[Start of Material supplied]
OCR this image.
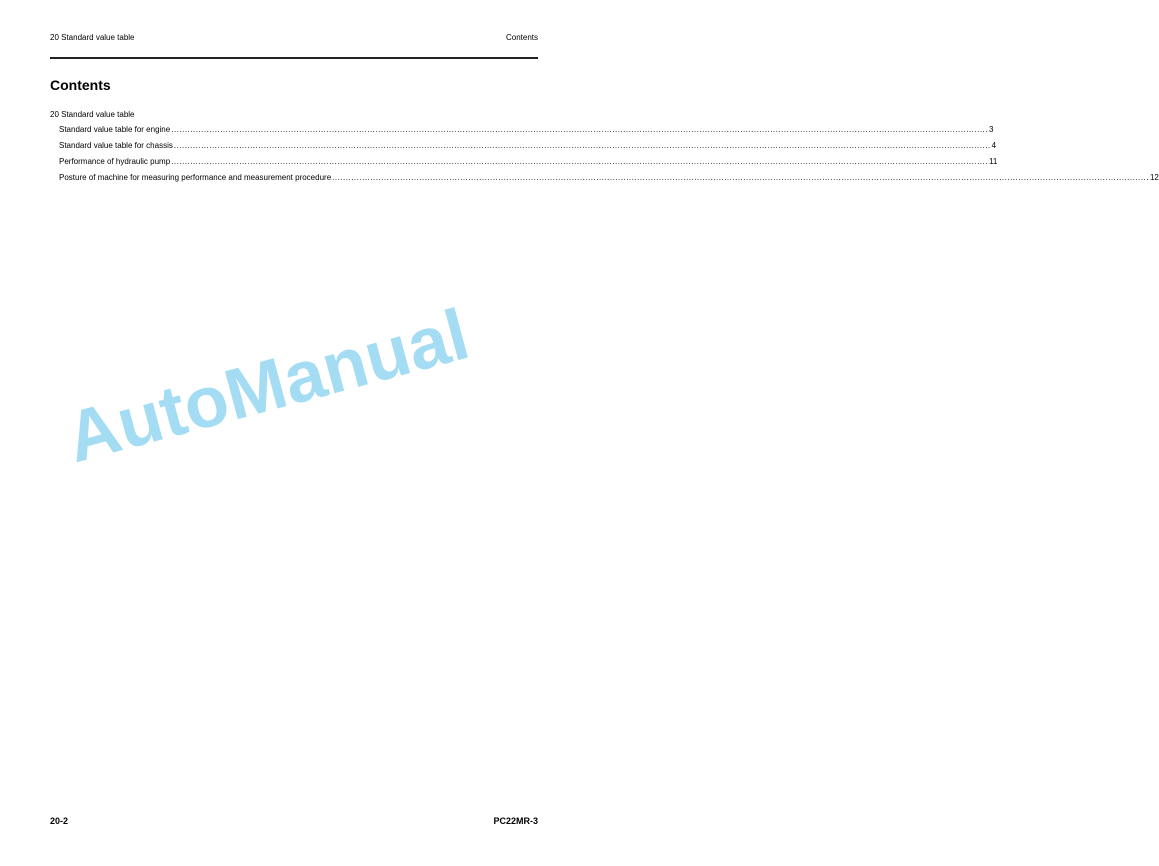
20 Standard value table	Contents
Contents
20 Standard value table
Standard value table for engine ............................................................................................................................................................................................................................................................................................................ 3
Standard value table for chassis ............................................................................................................................................................................................................................................................................................................ 4
Performance of hydraulic pump ............................................................................................................................................................................................................................................................................................................ 11
Posture of machine for measuring performance and measurement procedure ............................................................................................................................................................................................................................................................................................................ 12
AutoManual
20-2	PC22MR-3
[End of Material supplied]
Goal:
Which lines hold the word "Contents"? Copy each of them from the records.

Reply to the exercise:
20 Standard value table	Contents
Contents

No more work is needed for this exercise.